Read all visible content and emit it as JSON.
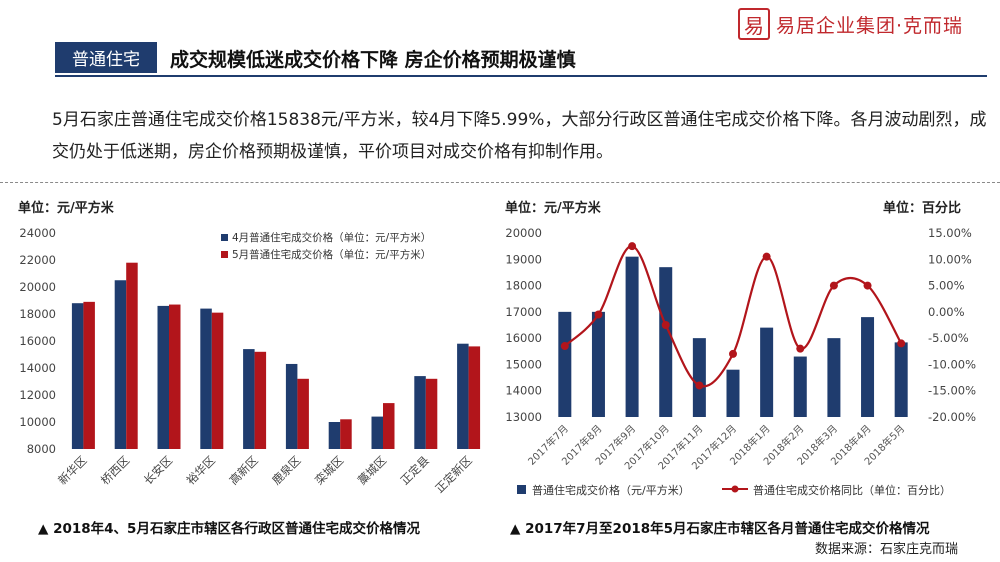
{
  "logo": {
    "mark": "易",
    "text": "易居企业集团·克而瑞"
  },
  "header": {
    "tag": "普通住宅",
    "headline": "成交规模低迷成交价格下降 房企价格预期极谨慎"
  },
  "summary": "5月石家庄普通住宅成交价格15838元/平方米，较4月下降5.99%，大部分行政区普通住宅成交价格下降。各月波动剧烈，成交仍处于低迷期，房企价格预期极谨慎，平价项目对成交价格有抑制作用。",
  "left_chart": {
    "unit_label": "单位：元/平方米",
    "caption": "▲ 2018年4、5月石家庄市辖区各行政区普通住宅成交价格情况"
  },
  "right_chart": {
    "unit_label_left": "单位：元/平方米",
    "unit_label_right": "单位：百分比",
    "caption": "▲ 2017年7月至2018年5月石家庄市辖区各月普通住宅成交价格情况"
  },
  "source": "数据来源：石家庄克而瑞",
  "colors": {
    "navy": "#1f3c6e",
    "red": "#c0282d",
    "dark_red": "#b2151b"
  },
  "chart_data": [
    {
      "type": "bar",
      "categories": [
        "新华区",
        "桥西区",
        "长安区",
        "裕华区",
        "高新区",
        "鹿泉区",
        "栾城区",
        "藁城区",
        "正定县",
        "正定新区"
      ],
      "series": [
        {
          "name": "4月普通住宅成交价格（单位：元/平方米）",
          "values": [
            18800,
            20500,
            18600,
            18400,
            15400,
            14300,
            10000,
            10400,
            13400,
            15800
          ]
        },
        {
          "name": "5月普通住宅成交价格（单位：元/平方米）",
          "values": [
            18900,
            21800,
            18700,
            18100,
            15200,
            13200,
            10200,
            11400,
            13200,
            15600
          ]
        }
      ],
      "ylim": [
        8000,
        24000
      ],
      "yticks": [
        8000,
        10000,
        12000,
        14000,
        16000,
        18000,
        20000,
        22000,
        24000
      ],
      "legend": "top-right",
      "grid": false
    },
    {
      "type": "bar",
      "categories": [
        "2017年7月",
        "2017年8月",
        "2017年9月",
        "2017年10月",
        "2017年11月",
        "2017年12月",
        "2018年1月",
        "2018年2月",
        "2018年3月",
        "2018年4月",
        "2018年5月"
      ],
      "series": [
        {
          "name": "普通住宅成交价格（元/平方米）",
          "type": "bar",
          "axis": "left",
          "values": [
            17000,
            17000,
            19100,
            18700,
            16000,
            14800,
            16400,
            15300,
            16000,
            16800,
            15838
          ]
        },
        {
          "name": "普通住宅成交价格同比（单位：百分比）",
          "type": "line",
          "axis": "right",
          "values": [
            -6.5,
            -0.5,
            12.5,
            -2.5,
            -14.0,
            -8.0,
            10.5,
            -7.0,
            5.0,
            5.0,
            -6.0
          ]
        }
      ],
      "ylim": [
        13000,
        20000
      ],
      "yticks": [
        13000,
        14000,
        15000,
        16000,
        17000,
        18000,
        19000,
        20000
      ],
      "y2lim": [
        -20,
        15
      ],
      "y2ticks": [
        "-20.00%",
        "-15.00%",
        "-10.00%",
        "-5.00%",
        "0.00%",
        "5.00%",
        "10.00%",
        "15.00%"
      ],
      "legend": "bottom",
      "grid": false
    }
  ]
}
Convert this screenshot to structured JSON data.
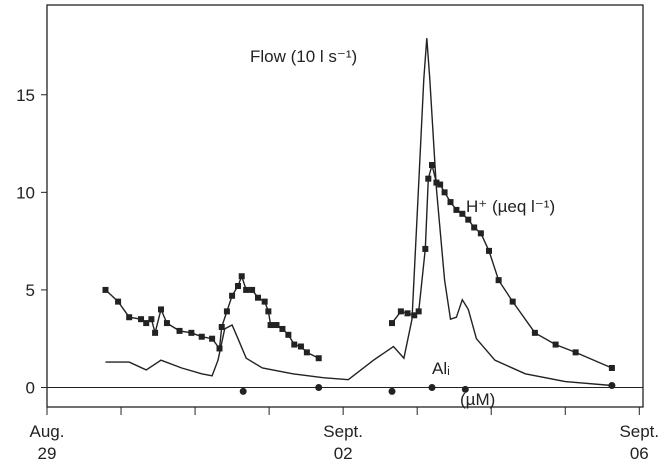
{
  "chart_data": {
    "type": "line",
    "xlim": [
      0,
      8.05
    ],
    "ylim": [
      -1,
      19.6
    ],
    "xticks": [
      {
        "value": 0,
        "label": "Aug. 29"
      },
      {
        "value": 4,
        "label": "Sept. 02"
      },
      {
        "value": 8,
        "label": "Sept. 06"
      }
    ],
    "xminor_ticks": [
      1,
      2,
      3,
      5,
      6,
      7
    ],
    "yticks": [
      0,
      5,
      10,
      15
    ],
    "series": [
      {
        "name": "Flow (10 l s⁻¹)",
        "color": "#222",
        "marker": "none",
        "x": [
          0.79,
          1.11,
          1.34,
          1.54,
          1.82,
          2.09,
          2.23,
          2.31,
          2.4,
          2.5,
          2.58,
          2.69,
          2.91,
          3.32,
          3.73,
          4.07,
          4.41,
          4.68,
          4.82,
          4.93,
          5.01,
          5.09,
          5.13,
          5.17,
          5.26,
          5.37,
          5.45,
          5.53,
          5.61,
          5.69,
          5.8,
          6.05,
          6.46,
          7.0,
          7.63
        ],
        "values": [
          1.3,
          1.3,
          0.9,
          1.4,
          1.0,
          0.7,
          0.6,
          1.4,
          3.0,
          3.2,
          2.5,
          1.5,
          1.0,
          0.7,
          0.5,
          0.4,
          1.4,
          2.1,
          1.5,
          3.5,
          9.6,
          15.8,
          17.9,
          15.8,
          10.2,
          5.5,
          3.5,
          3.6,
          4.5,
          4.0,
          2.5,
          1.4,
          0.7,
          0.3,
          0.1
        ]
      },
      {
        "name": "H⁺  (µeq l⁻¹)",
        "color": "#222",
        "marker": "square",
        "x": [
          0.79,
          0.96,
          1.11,
          1.27,
          1.34,
          1.41,
          1.46,
          1.54,
          1.62,
          1.79,
          1.95,
          2.09,
          2.23,
          2.33,
          2.36,
          2.43,
          2.5,
          2.58,
          2.63,
          2.69,
          2.77,
          2.85,
          2.94,
          2.99,
          3.02,
          3.1,
          3.18,
          3.26,
          3.34,
          3.43,
          3.51,
          3.67,
          null,
          4.66,
          4.78,
          4.87,
          4.96,
          5.02,
          5.11,
          5.15,
          5.2,
          5.26,
          5.31,
          5.37,
          5.45,
          5.53,
          5.61,
          5.69,
          5.77,
          5.86,
          5.97,
          6.1,
          6.29,
          6.59,
          6.87,
          7.14,
          7.63
        ],
        "values": [
          5.0,
          4.4,
          3.6,
          3.5,
          3.3,
          3.5,
          2.8,
          4.0,
          3.3,
          2.9,
          2.8,
          2.6,
          2.5,
          2.0,
          3.1,
          3.9,
          4.7,
          5.2,
          5.7,
          5.0,
          5.0,
          4.6,
          4.4,
          3.9,
          3.2,
          3.2,
          3.0,
          2.7,
          2.2,
          2.1,
          1.8,
          1.5,
          null,
          3.3,
          3.9,
          3.8,
          3.7,
          3.9,
          7.1,
          10.7,
          11.4,
          10.5,
          10.4,
          10.0,
          9.5,
          9.1,
          8.9,
          8.6,
          8.2,
          7.9,
          7.0,
          5.5,
          4.4,
          2.8,
          2.2,
          1.8,
          1.0
        ]
      },
      {
        "name": "Alᵢ",
        "color": "#222",
        "marker": "circle",
        "x": [
          2.65,
          3.67,
          4.66,
          5.2,
          5.65,
          7.63
        ],
        "values": [
          -0.2,
          0,
          -0.2,
          0,
          -0.1,
          0.1
        ]
      }
    ],
    "annotations": [
      "(µM)"
    ]
  }
}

Instructions to follow:
Repeat all the data as it stands, dropping any images it holds.

Correct answer:
Read all visible content and emit it as JSON.
{
  "logo": {
    "mark": "易",
    "text": "易居企业集团·克而瑞"
  },
  "header": {
    "tag": "普通住宅",
    "headline": "成交规模低迷成交价格下降 房企价格预期极谨慎"
  },
  "summary": "5月石家庄普通住宅成交价格15838元/平方米，较4月下降5.99%，大部分行政区普通住宅成交价格下降。各月波动剧烈，成交仍处于低迷期，房企价格预期极谨慎，平价项目对成交价格有抑制作用。",
  "left_chart": {
    "unit_label": "单位：元/平方米",
    "caption": "▲ 2018年4、5月石家庄市辖区各行政区普通住宅成交价格情况"
  },
  "right_chart": {
    "unit_label_left": "单位：元/平方米",
    "unit_label_right": "单位：百分比",
    "caption": "▲ 2017年7月至2018年5月石家庄市辖区各月普通住宅成交价格情况"
  },
  "source": "数据来源：石家庄克而瑞",
  "colors": {
    "navy": "#1f3c6e",
    "red": "#c0282d",
    "dark_red": "#b2151b"
  },
  "chart_data": [
    {
      "type": "bar",
      "categories": [
        "新华区",
        "桥西区",
        "长安区",
        "裕华区",
        "高新区",
        "鹿泉区",
        "栾城区",
        "藁城区",
        "正定县",
        "正定新区"
      ],
      "series": [
        {
          "name": "4月普通住宅成交价格（单位：元/平方米）",
          "values": [
            18800,
            20500,
            18600,
            18400,
            15400,
            14300,
            10000,
            10400,
            13400,
            15800
          ]
        },
        {
          "name": "5月普通住宅成交价格（单位：元/平方米）",
          "values": [
            18900,
            21800,
            18700,
            18100,
            15200,
            13200,
            10200,
            11400,
            13200,
            15600
          ]
        }
      ],
      "ylim": [
        8000,
        24000
      ],
      "yticks": [
        8000,
        10000,
        12000,
        14000,
        16000,
        18000,
        20000,
        22000,
        24000
      ],
      "legend": "top-right",
      "grid": false
    },
    {
      "type": "bar",
      "categories": [
        "2017年7月",
        "2017年8月",
        "2017年9月",
        "2017年10月",
        "2017年11月",
        "2017年12月",
        "2018年1月",
        "2018年2月",
        "2018年3月",
        "2018年4月",
        "2018年5月"
      ],
      "series": [
        {
          "name": "普通住宅成交价格（元/平方米）",
          "type": "bar",
          "axis": "left",
          "values": [
            17000,
            17000,
            19100,
            18700,
            16000,
            14800,
            16400,
            15300,
            16000,
            16800,
            15838
          ]
        },
        {
          "name": "普通住宅成交价格同比（单位：百分比）",
          "type": "line",
          "axis": "right",
          "values": [
            -6.5,
            -0.5,
            12.5,
            -2.5,
            -14.0,
            -8.0,
            10.5,
            -7.0,
            5.0,
            5.0,
            -6.0
          ]
        }
      ],
      "ylim": [
        13000,
        20000
      ],
      "yticks": [
        13000,
        14000,
        15000,
        16000,
        17000,
        18000,
        19000,
        20000
      ],
      "y2lim": [
        -20,
        15
      ],
      "y2ticks": [
        "-20.00%",
        "-15.00%",
        "-10.00%",
        "-5.00%",
        "0.00%",
        "5.00%",
        "10.00%",
        "15.00%"
      ],
      "legend": "bottom",
      "grid": false
    }
  ]
}
Convert this screenshot to structured JSON data.
{
  "chart_data": {
    "type": "line",
    "xlim": [
      0,
      8.05
    ],
    "ylim": [
      -1,
      19.6
    ],
    "xticks": [
      {
        "value": 0,
        "label": "Aug. 29"
      },
      {
        "value": 4,
        "label": "Sept. 02"
      },
      {
        "value": 8,
        "label": "Sept. 06"
      }
    ],
    "xminor_ticks": [
      1,
      2,
      3,
      5,
      6,
      7
    ],
    "yticks": [
      0,
      5,
      10,
      15
    ],
    "series": [
      {
        "name": "Flow (10 l s⁻¹)",
        "color": "#222",
        "marker": "none",
        "x": [
          0.79,
          1.11,
          1.34,
          1.54,
          1.82,
          2.09,
          2.23,
          2.31,
          2.4,
          2.5,
          2.58,
          2.69,
          2.91,
          3.32,
          3.73,
          4.07,
          4.41,
          4.68,
          4.82,
          4.93,
          5.01,
          5.09,
          5.13,
          5.17,
          5.26,
          5.37,
          5.45,
          5.53,
          5.61,
          5.69,
          5.8,
          6.05,
          6.46,
          7.0,
          7.63
        ],
        "values": [
          1.3,
          1.3,
          0.9,
          1.4,
          1.0,
          0.7,
          0.6,
          1.4,
          3.0,
          3.2,
          2.5,
          1.5,
          1.0,
          0.7,
          0.5,
          0.4,
          1.4,
          2.1,
          1.5,
          3.5,
          9.6,
          15.8,
          17.9,
          15.8,
          10.2,
          5.5,
          3.5,
          3.6,
          4.5,
          4.0,
          2.5,
          1.4,
          0.7,
          0.3,
          0.1
        ]
      },
      {
        "name": "H⁺  (µeq l⁻¹)",
        "color": "#222",
        "marker": "square",
        "x": [
          0.79,
          0.96,
          1.11,
          1.27,
          1.34,
          1.41,
          1.46,
          1.54,
          1.62,
          1.79,
          1.95,
          2.09,
          2.23,
          2.33,
          2.36,
          2.43,
          2.5,
          2.58,
          2.63,
          2.69,
          2.77,
          2.85,
          2.94,
          2.99,
          3.02,
          3.1,
          3.18,
          3.26,
          3.34,
          3.43,
          3.51,
          3.67,
          null,
          4.66,
          4.78,
          4.87,
          4.96,
          5.02,
          5.11,
          5.15,
          5.2,
          5.26,
          5.31,
          5.37,
          5.45,
          5.53,
          5.61,
          5.69,
          5.77,
          5.86,
          5.97,
          6.1,
          6.29,
          6.59,
          6.87,
          7.14,
          7.63
        ],
        "values": [
          5.0,
          4.4,
          3.6,
          3.5,
          3.3,
          3.5,
          2.8,
          4.0,
          3.3,
          2.9,
          2.8,
          2.6,
          2.5,
          2.0,
          3.1,
          3.9,
          4.7,
          5.2,
          5.7,
          5.0,
          5.0,
          4.6,
          4.4,
          3.9,
          3.2,
          3.2,
          3.0,
          2.7,
          2.2,
          2.1,
          1.8,
          1.5,
          null,
          3.3,
          3.9,
          3.8,
          3.7,
          3.9,
          7.1,
          10.7,
          11.4,
          10.5,
          10.4,
          10.0,
          9.5,
          9.1,
          8.9,
          8.6,
          8.2,
          7.9,
          7.0,
          5.5,
          4.4,
          2.8,
          2.2,
          1.8,
          1.0
        ]
      },
      {
        "name": "Alᵢ",
        "color": "#222",
        "marker": "circle",
        "x": [
          2.65,
          3.67,
          4.66,
          5.2,
          5.65,
          7.63
        ],
        "values": [
          -0.2,
          0,
          -0.2,
          0,
          -0.1,
          0.1
        ]
      }
    ],
    "annotations": [
      "(µM)"
    ]
  }
}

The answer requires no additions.